-- start MATERIAL PROVIDED --

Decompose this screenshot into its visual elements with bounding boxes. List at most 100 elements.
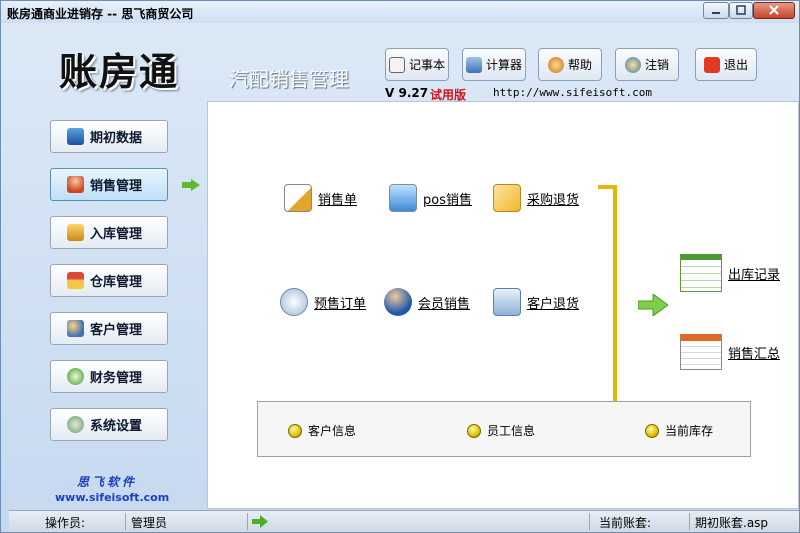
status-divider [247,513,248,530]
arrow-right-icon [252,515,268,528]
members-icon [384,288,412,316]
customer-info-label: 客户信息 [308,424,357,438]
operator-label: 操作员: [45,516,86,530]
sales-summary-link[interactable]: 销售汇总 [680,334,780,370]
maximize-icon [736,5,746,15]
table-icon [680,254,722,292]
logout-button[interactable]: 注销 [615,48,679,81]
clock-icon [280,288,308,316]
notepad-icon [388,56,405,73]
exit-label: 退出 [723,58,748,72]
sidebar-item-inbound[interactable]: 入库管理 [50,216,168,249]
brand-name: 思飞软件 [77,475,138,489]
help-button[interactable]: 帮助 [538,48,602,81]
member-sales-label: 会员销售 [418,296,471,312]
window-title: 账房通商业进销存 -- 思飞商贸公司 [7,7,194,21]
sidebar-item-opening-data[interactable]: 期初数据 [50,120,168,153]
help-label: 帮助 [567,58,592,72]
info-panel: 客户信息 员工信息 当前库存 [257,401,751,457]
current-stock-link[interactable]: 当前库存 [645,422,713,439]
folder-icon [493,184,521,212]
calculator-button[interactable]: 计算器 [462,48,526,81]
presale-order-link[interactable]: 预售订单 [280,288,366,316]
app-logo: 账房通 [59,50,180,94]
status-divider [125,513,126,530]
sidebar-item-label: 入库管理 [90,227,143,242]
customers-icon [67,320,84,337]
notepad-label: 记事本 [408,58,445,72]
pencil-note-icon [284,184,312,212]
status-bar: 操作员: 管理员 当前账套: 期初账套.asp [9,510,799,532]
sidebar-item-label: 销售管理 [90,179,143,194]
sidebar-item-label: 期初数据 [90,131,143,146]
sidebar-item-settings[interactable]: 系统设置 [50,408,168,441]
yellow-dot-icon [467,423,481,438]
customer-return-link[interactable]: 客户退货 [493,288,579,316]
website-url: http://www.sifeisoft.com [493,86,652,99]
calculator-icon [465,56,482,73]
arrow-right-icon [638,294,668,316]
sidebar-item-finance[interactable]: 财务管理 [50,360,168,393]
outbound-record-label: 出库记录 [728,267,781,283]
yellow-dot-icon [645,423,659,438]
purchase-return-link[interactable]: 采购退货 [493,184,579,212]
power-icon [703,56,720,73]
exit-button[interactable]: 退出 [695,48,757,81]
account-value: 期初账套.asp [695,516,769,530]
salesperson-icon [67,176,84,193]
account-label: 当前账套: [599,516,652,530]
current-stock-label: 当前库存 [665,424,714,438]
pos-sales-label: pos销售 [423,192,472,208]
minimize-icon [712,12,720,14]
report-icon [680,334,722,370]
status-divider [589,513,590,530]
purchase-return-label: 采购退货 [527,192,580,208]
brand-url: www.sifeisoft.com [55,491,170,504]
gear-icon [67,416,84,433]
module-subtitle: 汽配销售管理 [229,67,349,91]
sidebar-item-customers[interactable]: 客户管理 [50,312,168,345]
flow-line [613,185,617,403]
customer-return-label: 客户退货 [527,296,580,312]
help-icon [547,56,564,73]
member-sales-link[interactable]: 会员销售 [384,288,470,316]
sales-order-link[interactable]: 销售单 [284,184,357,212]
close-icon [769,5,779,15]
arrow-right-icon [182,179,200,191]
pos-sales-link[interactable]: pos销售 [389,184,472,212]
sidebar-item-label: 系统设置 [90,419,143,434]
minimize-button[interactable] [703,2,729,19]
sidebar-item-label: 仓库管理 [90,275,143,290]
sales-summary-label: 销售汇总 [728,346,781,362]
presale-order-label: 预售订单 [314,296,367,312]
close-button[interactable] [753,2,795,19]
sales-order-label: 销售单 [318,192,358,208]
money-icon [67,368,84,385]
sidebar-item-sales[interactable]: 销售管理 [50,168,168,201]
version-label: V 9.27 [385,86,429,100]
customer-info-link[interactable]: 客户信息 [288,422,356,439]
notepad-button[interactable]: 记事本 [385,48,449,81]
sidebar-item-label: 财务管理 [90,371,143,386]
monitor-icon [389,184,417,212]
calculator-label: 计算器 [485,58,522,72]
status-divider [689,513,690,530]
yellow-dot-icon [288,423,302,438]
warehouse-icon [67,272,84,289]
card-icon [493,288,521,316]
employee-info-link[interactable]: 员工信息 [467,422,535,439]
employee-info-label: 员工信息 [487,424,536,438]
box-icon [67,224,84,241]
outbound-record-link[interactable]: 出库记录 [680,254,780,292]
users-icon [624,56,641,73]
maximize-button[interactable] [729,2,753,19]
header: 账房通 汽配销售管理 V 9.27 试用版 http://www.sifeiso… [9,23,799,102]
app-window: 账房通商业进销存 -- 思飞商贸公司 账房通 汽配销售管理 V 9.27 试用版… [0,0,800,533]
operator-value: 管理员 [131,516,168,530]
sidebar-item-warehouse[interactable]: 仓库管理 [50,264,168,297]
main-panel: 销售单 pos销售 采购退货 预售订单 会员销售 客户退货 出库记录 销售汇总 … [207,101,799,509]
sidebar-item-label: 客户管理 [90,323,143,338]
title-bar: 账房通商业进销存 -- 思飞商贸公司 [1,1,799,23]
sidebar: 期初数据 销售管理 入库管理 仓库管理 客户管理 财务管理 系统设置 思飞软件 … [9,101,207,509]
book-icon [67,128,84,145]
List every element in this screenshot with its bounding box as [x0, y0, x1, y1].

-- end MATERIAL PROVIDED --
-- start MATERIAL PROVIDED --

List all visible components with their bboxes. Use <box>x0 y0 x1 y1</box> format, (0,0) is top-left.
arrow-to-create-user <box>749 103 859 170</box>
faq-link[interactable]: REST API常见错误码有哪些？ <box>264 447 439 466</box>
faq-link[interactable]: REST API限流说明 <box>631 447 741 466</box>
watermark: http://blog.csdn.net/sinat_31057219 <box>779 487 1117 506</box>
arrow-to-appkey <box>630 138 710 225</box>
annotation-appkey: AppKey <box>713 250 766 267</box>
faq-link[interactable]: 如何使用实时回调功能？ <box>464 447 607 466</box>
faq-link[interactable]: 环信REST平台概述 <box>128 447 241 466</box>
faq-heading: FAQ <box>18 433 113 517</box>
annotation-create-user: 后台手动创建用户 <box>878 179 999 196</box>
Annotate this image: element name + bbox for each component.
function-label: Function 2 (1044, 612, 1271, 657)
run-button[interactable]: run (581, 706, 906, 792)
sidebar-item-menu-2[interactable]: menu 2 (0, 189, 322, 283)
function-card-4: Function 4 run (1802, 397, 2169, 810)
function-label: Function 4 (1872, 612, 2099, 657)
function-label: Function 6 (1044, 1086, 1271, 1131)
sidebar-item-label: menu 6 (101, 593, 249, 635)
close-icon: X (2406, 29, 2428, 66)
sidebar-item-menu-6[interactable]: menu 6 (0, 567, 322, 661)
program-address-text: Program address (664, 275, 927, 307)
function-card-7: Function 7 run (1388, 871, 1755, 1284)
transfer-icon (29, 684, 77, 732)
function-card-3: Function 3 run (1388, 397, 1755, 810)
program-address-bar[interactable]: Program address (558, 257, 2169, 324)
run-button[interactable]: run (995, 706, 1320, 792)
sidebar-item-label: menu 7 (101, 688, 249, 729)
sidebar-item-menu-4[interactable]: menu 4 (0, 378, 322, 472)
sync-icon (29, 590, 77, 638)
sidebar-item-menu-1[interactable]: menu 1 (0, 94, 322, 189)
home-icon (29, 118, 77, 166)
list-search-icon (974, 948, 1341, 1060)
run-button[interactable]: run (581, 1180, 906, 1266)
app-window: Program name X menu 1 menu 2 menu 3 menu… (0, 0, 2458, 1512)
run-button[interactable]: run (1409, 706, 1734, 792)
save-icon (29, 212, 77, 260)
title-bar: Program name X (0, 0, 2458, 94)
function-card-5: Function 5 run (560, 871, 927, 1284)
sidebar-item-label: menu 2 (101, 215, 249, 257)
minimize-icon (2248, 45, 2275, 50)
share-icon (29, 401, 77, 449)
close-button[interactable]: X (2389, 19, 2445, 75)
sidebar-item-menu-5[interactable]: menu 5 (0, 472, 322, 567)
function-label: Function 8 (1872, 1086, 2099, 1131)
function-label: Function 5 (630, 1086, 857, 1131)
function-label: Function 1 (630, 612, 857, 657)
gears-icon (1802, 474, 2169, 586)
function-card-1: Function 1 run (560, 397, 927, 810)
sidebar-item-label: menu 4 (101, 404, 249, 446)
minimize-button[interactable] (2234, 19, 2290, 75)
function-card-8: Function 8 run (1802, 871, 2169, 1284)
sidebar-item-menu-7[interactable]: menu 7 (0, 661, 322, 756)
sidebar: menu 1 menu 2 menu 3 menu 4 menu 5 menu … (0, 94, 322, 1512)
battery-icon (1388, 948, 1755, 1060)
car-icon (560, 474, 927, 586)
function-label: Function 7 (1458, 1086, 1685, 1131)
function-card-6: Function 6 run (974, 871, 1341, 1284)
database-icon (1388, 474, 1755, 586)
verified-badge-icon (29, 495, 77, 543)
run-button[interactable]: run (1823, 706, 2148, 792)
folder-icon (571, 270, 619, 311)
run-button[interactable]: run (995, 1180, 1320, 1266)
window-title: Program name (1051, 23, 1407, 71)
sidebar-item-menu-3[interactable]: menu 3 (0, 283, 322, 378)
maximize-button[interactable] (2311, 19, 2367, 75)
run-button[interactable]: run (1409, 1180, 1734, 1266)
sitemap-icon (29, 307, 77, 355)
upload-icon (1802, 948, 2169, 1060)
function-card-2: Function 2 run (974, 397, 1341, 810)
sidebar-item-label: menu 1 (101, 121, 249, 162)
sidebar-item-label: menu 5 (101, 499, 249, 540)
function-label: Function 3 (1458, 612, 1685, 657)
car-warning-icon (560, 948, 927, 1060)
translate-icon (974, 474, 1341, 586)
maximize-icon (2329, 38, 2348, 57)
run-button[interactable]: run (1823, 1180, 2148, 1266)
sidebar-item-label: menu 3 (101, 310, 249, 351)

-- end MATERIAL PROVIDED --
-- start MATERIAL PROVIDED --

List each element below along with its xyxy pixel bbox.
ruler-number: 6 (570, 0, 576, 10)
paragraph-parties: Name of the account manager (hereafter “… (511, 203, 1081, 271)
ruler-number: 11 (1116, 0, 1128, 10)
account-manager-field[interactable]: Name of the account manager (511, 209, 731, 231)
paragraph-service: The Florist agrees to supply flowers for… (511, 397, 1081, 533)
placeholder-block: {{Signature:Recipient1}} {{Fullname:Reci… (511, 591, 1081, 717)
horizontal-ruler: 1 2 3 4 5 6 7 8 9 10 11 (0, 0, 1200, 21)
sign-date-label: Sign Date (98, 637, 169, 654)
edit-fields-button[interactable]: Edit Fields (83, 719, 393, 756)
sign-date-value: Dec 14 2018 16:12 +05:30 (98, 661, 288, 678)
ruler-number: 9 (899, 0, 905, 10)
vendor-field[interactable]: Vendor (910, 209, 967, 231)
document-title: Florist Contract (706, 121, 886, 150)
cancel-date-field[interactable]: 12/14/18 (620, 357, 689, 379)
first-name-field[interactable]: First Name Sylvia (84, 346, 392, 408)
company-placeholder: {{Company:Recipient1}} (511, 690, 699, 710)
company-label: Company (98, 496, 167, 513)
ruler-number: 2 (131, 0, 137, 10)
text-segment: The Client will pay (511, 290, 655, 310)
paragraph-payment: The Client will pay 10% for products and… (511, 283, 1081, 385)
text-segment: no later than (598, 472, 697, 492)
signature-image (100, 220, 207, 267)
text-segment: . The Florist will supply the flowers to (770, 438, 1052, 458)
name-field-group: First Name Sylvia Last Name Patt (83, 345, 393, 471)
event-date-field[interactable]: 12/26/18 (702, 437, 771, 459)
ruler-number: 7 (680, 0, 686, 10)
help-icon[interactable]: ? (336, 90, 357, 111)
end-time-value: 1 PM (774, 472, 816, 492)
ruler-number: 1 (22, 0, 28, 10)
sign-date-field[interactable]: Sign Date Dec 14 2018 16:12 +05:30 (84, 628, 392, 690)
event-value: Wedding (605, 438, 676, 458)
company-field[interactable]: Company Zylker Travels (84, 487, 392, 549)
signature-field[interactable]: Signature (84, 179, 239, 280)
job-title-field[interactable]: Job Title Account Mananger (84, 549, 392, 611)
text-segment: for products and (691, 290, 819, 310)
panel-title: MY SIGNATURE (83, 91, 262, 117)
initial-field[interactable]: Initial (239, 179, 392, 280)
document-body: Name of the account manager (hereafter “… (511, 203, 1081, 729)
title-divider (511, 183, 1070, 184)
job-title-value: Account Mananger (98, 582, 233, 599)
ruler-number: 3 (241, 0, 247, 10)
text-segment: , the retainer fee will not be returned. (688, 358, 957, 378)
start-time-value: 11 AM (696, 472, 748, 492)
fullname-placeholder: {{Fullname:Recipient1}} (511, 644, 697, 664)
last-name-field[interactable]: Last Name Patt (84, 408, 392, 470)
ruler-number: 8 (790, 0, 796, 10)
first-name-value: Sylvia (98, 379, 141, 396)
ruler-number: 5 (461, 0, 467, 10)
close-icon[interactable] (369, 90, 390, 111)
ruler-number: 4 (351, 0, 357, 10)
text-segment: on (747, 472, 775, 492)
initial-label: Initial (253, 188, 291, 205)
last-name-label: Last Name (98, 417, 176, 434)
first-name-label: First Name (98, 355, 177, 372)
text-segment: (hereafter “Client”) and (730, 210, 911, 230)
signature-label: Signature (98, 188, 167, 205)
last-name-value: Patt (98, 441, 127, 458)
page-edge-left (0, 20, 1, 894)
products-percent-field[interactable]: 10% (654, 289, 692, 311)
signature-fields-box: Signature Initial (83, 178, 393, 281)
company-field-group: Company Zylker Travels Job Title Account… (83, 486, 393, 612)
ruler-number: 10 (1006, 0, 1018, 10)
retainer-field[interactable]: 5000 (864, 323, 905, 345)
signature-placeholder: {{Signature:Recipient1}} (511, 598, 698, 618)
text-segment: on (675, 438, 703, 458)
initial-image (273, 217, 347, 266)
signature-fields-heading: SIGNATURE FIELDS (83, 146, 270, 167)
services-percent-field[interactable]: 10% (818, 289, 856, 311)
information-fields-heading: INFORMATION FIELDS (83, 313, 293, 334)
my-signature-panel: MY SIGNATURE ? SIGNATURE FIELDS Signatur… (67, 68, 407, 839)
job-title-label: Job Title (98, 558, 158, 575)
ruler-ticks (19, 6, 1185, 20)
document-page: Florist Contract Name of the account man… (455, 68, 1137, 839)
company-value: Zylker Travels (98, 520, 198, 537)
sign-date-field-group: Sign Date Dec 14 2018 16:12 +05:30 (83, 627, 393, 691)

-- end MATERIAL PROVIDED --

BRIEF: Count the lines in the rows that contain the string "账房通商业进销存". Give only the number.

COMPLETE ANSWER: 3